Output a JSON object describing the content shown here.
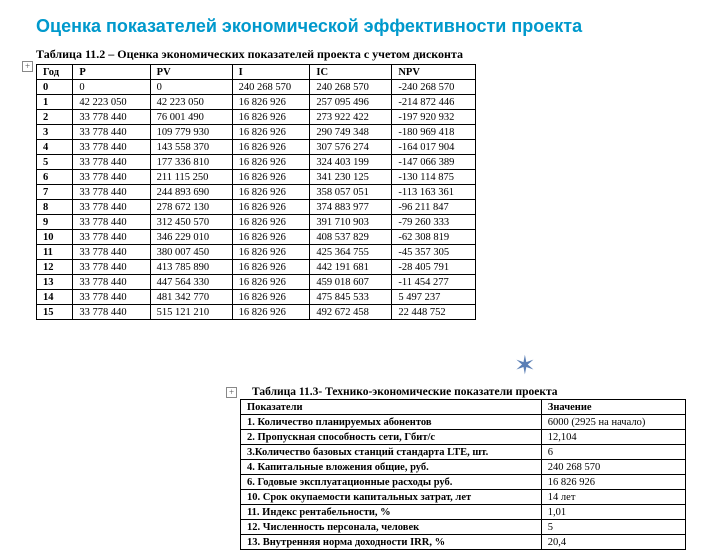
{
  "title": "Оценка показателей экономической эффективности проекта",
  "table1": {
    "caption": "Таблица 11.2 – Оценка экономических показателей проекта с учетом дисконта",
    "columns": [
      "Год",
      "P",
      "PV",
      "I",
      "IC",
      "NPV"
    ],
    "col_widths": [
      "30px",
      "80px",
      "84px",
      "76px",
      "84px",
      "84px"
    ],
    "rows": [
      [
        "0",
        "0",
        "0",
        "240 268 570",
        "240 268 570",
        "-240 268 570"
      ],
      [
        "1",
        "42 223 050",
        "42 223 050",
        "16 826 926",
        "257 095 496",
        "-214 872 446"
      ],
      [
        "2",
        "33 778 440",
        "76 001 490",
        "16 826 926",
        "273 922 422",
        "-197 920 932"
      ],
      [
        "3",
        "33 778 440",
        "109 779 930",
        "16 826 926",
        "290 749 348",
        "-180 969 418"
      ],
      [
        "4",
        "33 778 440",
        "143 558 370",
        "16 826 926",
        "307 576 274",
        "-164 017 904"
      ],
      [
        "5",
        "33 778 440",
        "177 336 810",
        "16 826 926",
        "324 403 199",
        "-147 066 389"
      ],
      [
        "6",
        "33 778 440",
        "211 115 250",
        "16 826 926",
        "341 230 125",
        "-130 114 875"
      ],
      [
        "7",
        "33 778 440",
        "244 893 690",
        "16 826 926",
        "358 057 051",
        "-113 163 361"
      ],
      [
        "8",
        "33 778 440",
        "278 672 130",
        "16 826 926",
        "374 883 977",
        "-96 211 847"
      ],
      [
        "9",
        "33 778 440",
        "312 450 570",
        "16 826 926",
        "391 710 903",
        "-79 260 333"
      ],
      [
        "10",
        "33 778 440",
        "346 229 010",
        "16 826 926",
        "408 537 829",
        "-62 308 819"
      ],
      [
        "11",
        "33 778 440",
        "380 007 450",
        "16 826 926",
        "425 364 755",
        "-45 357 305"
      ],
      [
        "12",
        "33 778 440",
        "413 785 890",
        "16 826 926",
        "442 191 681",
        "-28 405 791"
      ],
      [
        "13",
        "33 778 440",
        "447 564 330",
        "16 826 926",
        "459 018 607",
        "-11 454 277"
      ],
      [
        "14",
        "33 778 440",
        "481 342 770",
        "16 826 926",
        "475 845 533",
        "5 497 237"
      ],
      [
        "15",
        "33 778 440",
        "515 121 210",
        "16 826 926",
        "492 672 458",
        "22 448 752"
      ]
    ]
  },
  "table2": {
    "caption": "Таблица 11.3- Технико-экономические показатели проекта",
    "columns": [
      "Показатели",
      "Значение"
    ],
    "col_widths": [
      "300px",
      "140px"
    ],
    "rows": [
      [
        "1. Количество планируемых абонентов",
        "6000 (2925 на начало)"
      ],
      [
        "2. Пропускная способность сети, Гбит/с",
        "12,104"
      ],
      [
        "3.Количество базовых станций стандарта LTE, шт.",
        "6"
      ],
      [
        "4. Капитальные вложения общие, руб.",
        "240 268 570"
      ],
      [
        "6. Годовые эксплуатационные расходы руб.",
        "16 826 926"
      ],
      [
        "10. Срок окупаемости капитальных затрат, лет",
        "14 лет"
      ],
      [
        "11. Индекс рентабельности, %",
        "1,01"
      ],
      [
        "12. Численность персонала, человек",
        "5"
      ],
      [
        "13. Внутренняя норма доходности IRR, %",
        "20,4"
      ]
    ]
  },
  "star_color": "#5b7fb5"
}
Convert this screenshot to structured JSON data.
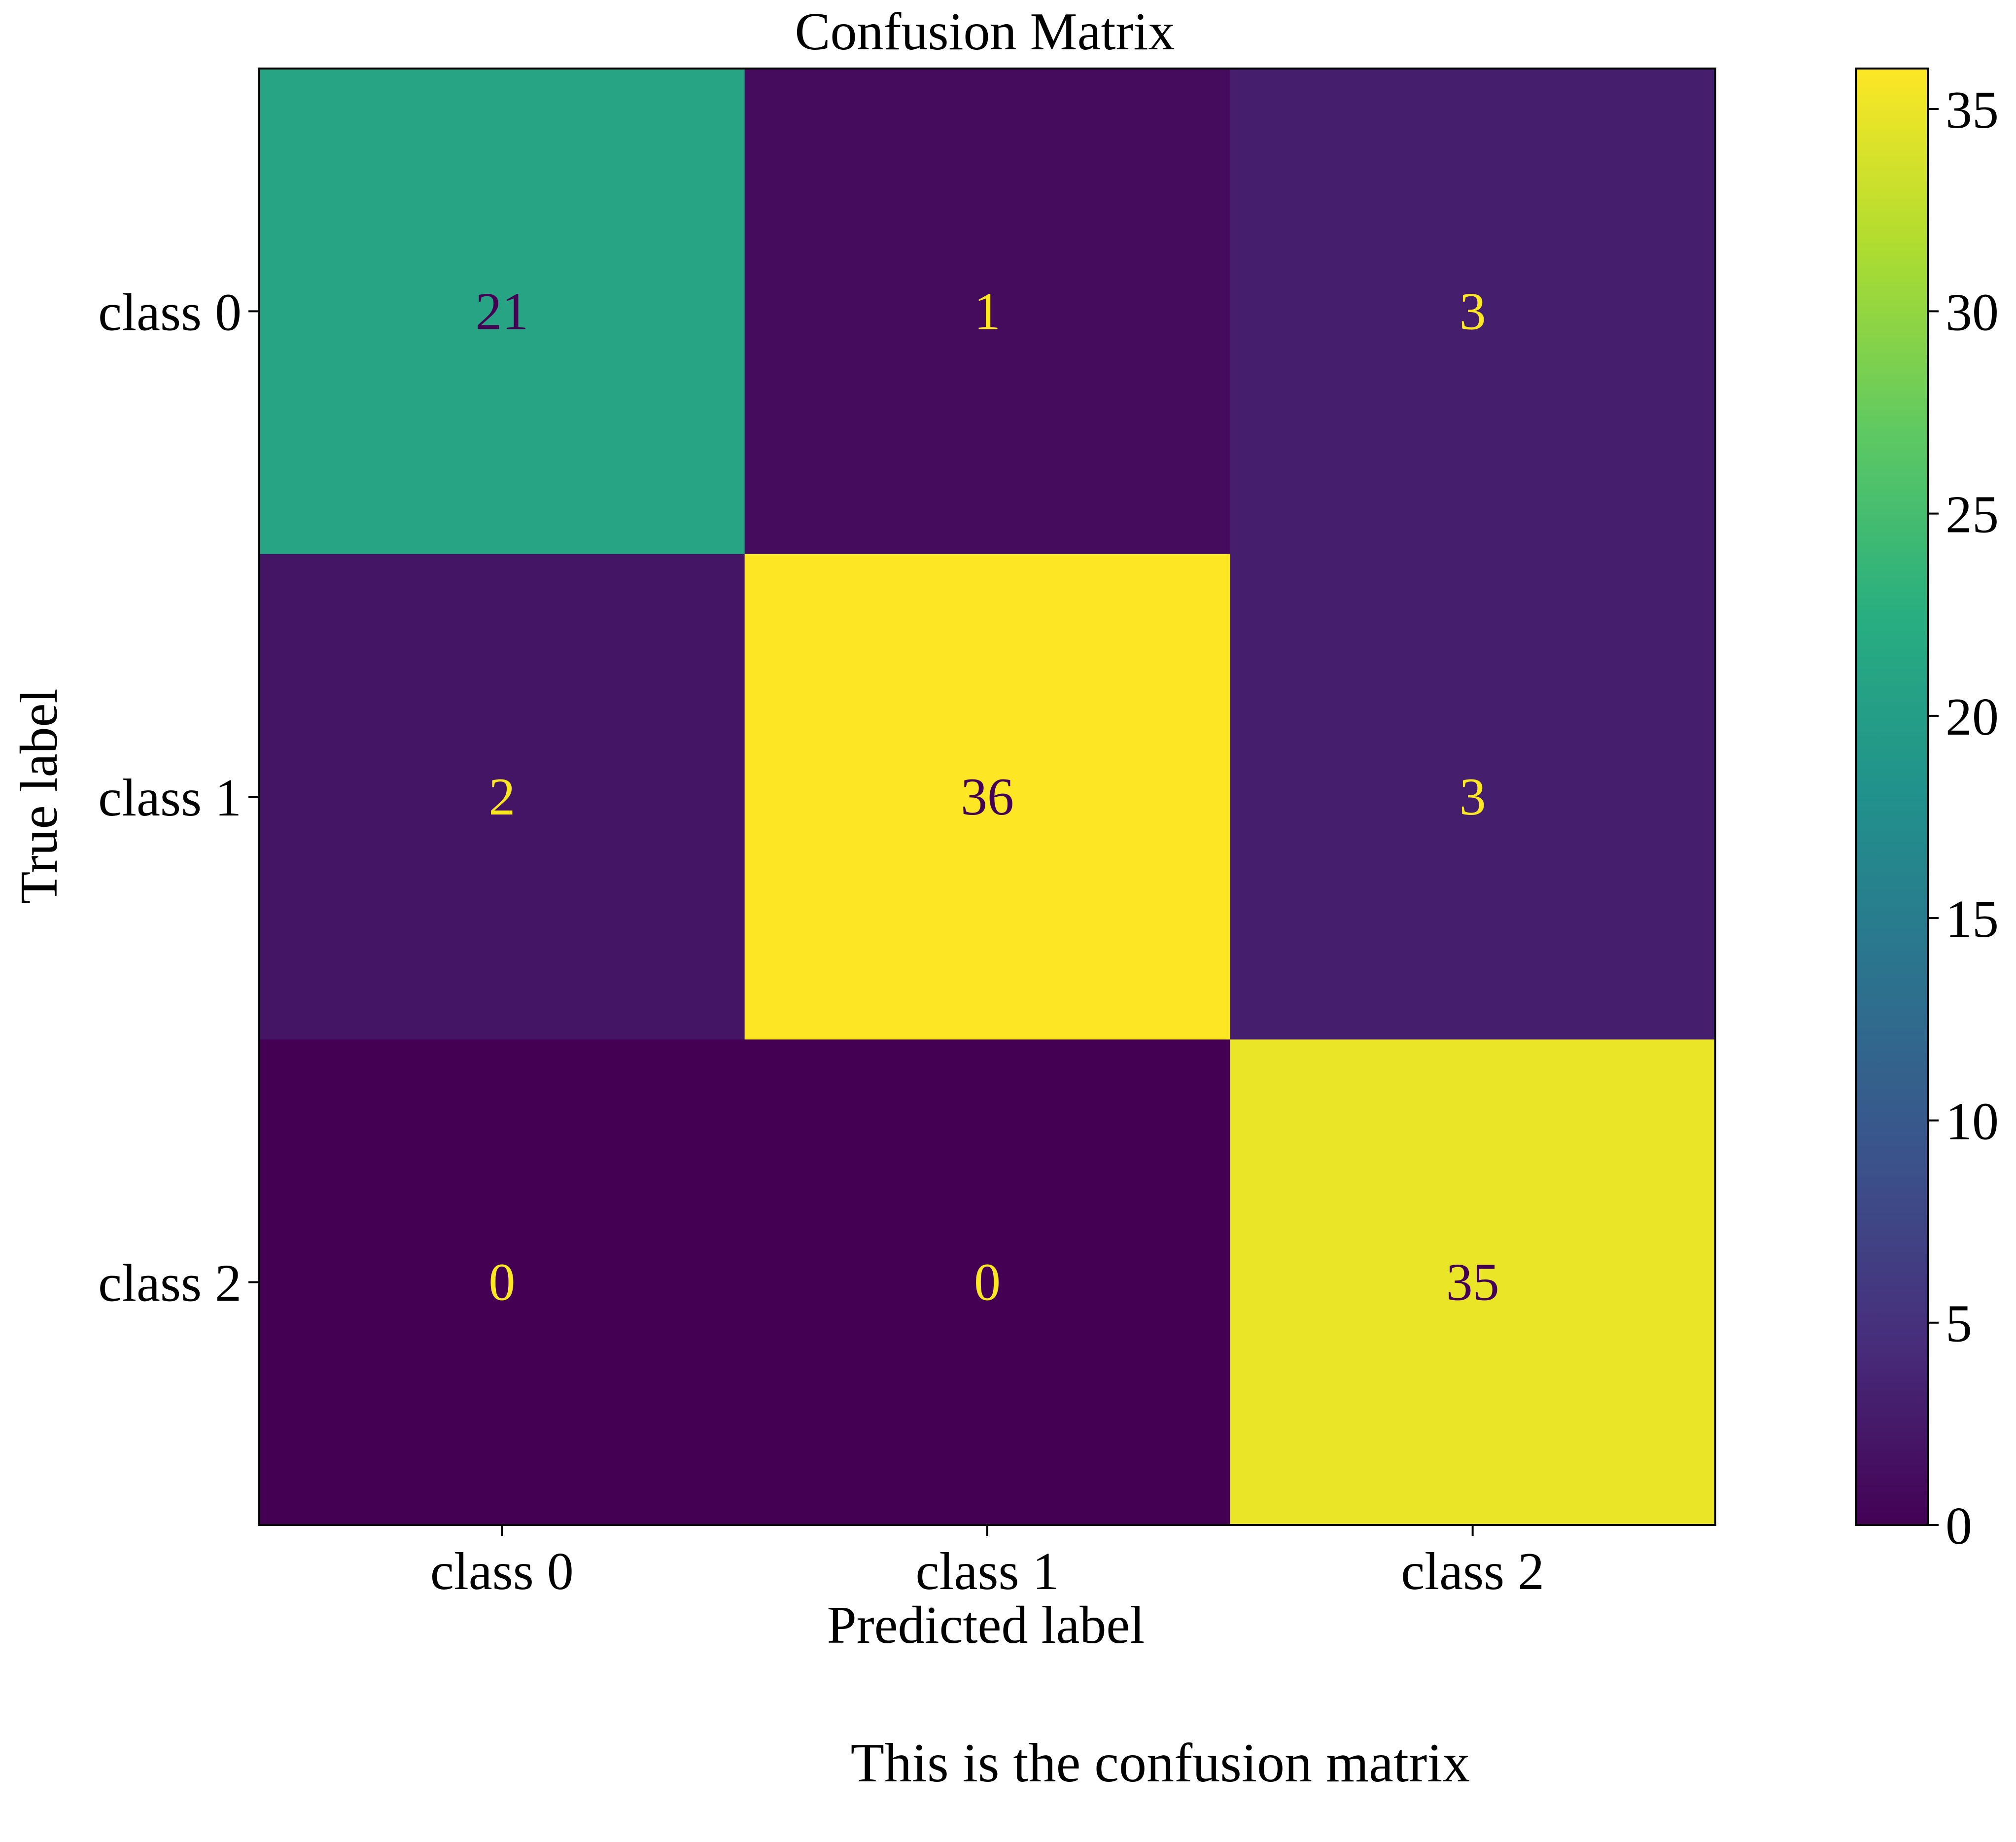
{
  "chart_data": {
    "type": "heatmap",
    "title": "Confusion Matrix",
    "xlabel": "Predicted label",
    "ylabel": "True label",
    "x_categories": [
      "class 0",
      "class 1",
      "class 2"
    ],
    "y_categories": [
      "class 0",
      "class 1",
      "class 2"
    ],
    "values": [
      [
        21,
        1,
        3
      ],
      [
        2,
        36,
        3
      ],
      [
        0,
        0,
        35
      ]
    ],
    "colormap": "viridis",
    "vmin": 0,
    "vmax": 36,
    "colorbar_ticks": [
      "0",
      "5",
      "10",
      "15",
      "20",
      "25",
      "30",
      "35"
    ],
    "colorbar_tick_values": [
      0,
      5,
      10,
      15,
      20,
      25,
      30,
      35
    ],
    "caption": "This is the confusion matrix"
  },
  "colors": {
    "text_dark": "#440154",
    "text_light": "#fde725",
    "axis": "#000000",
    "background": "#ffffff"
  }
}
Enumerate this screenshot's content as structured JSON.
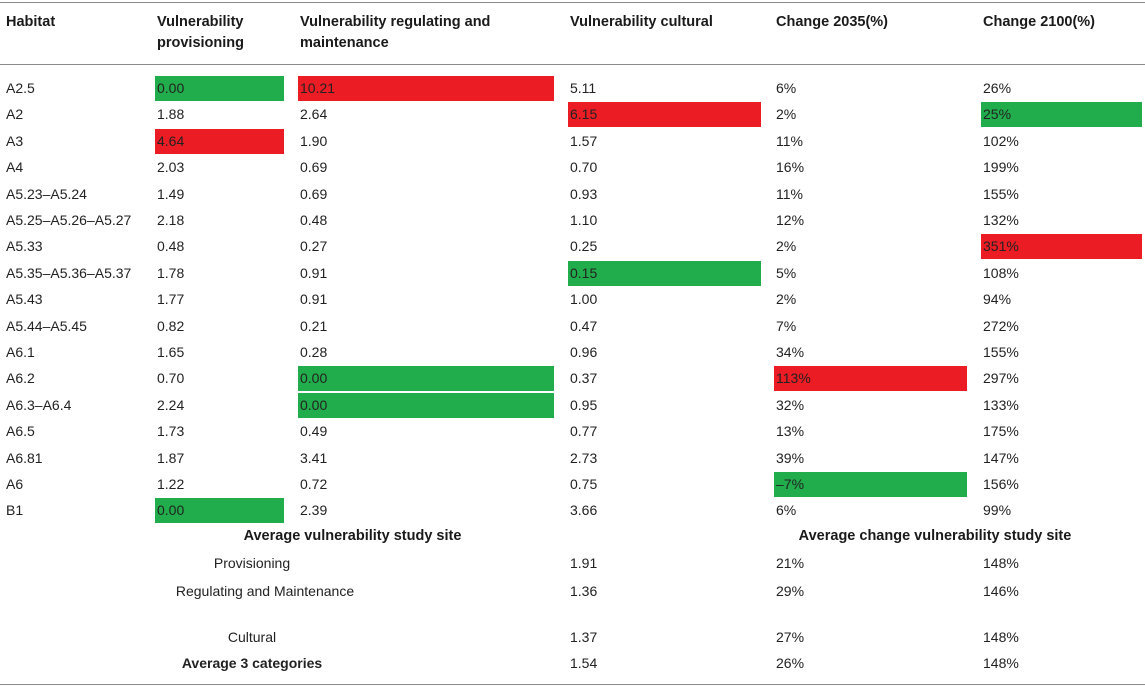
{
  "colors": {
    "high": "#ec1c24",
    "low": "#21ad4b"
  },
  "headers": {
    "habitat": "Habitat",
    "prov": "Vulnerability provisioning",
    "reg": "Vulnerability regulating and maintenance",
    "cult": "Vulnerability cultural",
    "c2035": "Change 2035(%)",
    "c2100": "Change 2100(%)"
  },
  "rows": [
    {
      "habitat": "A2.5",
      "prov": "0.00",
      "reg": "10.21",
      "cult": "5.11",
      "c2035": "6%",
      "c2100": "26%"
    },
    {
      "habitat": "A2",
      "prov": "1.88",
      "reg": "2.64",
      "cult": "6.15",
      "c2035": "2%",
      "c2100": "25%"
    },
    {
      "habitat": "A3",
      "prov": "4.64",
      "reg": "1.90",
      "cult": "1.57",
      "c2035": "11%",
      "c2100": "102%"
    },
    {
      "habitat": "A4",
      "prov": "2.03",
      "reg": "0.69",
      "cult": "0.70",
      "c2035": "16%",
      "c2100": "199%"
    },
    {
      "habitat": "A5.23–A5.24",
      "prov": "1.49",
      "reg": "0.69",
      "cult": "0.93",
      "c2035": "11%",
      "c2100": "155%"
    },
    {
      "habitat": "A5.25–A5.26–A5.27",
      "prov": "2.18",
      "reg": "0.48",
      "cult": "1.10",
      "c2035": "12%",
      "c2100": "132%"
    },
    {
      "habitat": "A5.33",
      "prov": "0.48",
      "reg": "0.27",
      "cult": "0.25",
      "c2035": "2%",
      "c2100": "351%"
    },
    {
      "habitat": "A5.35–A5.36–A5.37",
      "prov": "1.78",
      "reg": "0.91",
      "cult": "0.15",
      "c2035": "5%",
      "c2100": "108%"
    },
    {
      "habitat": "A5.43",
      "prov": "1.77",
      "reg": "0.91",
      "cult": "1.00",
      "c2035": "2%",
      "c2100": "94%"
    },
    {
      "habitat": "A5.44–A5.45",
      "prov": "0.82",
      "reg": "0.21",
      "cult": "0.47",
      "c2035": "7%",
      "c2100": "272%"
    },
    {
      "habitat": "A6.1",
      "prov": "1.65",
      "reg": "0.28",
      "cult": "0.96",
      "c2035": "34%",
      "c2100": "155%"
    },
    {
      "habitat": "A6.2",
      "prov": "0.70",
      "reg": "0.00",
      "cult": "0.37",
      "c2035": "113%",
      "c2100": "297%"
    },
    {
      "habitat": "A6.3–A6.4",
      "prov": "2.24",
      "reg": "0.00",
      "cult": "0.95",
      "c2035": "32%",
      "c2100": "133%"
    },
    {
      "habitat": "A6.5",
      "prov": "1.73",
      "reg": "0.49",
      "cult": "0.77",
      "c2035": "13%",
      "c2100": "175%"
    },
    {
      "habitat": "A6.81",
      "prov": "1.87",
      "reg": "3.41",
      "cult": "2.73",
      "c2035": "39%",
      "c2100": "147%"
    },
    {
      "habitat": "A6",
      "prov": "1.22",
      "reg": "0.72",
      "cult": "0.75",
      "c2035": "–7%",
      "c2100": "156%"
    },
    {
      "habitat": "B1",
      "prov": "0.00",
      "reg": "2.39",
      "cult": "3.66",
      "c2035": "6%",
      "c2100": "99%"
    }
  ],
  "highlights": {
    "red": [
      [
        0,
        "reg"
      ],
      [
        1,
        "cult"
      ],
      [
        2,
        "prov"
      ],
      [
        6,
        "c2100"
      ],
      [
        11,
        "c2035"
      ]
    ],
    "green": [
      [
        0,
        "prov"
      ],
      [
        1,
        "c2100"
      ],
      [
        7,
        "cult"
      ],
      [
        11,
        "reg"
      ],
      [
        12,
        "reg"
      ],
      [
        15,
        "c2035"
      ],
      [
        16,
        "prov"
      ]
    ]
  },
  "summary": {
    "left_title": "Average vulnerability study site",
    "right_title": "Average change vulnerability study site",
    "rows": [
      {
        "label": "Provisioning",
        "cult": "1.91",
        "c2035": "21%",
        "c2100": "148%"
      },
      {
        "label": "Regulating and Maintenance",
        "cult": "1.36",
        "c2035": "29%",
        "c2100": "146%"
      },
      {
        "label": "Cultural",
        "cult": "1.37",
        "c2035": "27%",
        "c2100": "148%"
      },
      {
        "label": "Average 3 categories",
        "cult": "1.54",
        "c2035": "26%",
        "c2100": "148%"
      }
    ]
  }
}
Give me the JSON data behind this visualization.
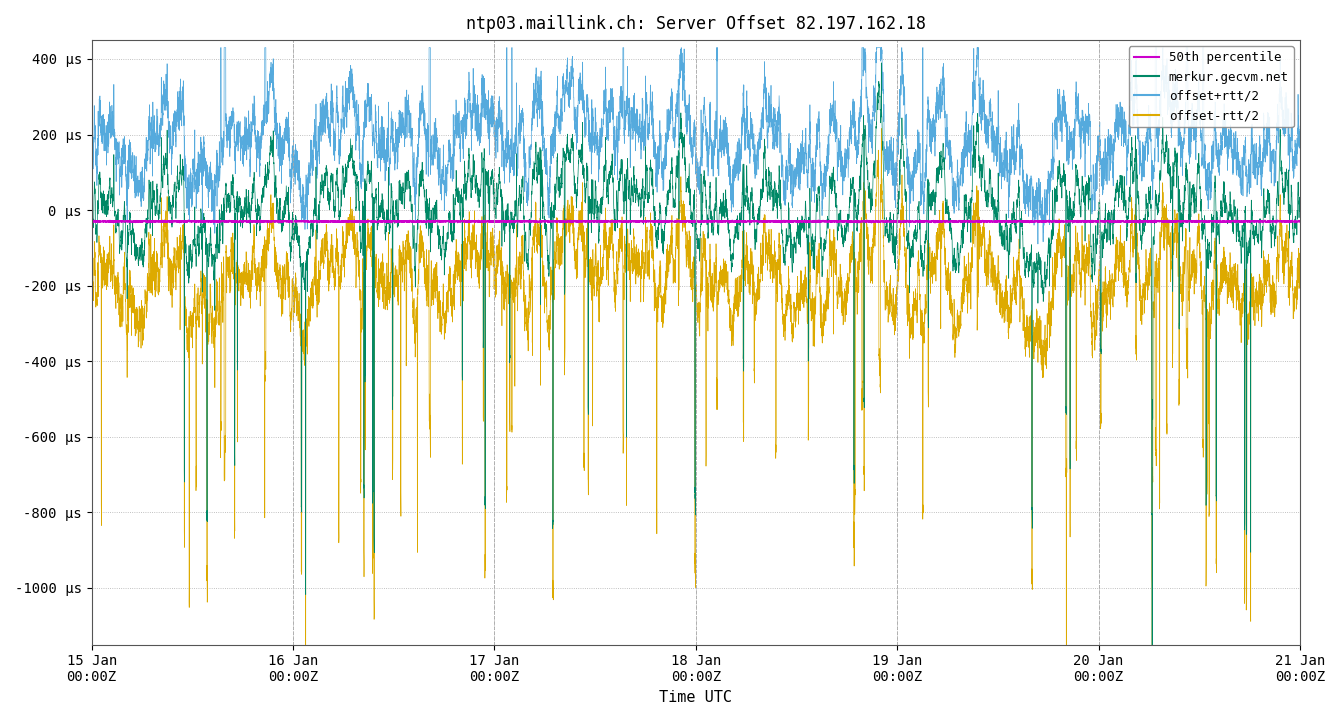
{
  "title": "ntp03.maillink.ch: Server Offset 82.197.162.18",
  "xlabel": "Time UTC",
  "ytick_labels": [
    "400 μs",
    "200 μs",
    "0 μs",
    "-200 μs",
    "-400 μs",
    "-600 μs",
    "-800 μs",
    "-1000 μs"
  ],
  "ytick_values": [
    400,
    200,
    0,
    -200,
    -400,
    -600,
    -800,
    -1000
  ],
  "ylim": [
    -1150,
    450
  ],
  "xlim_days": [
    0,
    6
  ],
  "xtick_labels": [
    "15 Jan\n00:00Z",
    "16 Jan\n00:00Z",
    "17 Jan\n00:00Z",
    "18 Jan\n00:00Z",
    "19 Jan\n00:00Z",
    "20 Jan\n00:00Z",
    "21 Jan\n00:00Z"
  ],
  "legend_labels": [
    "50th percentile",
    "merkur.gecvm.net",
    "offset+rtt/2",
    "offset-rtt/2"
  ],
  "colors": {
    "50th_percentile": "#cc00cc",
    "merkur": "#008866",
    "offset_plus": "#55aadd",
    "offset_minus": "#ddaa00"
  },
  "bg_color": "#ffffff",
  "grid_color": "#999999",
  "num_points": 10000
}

*-*-*

- **What is expected**:
Using the listing above, pick out each line that contains the word "Таблица", then copy it.

- **Expected answer**:
    "caption": "Таблица 11.2 – Оценка экономических показателей проекта с учетом дисконта",
    "caption": "Таблица 11.3- Технико-экономические показатели проекта",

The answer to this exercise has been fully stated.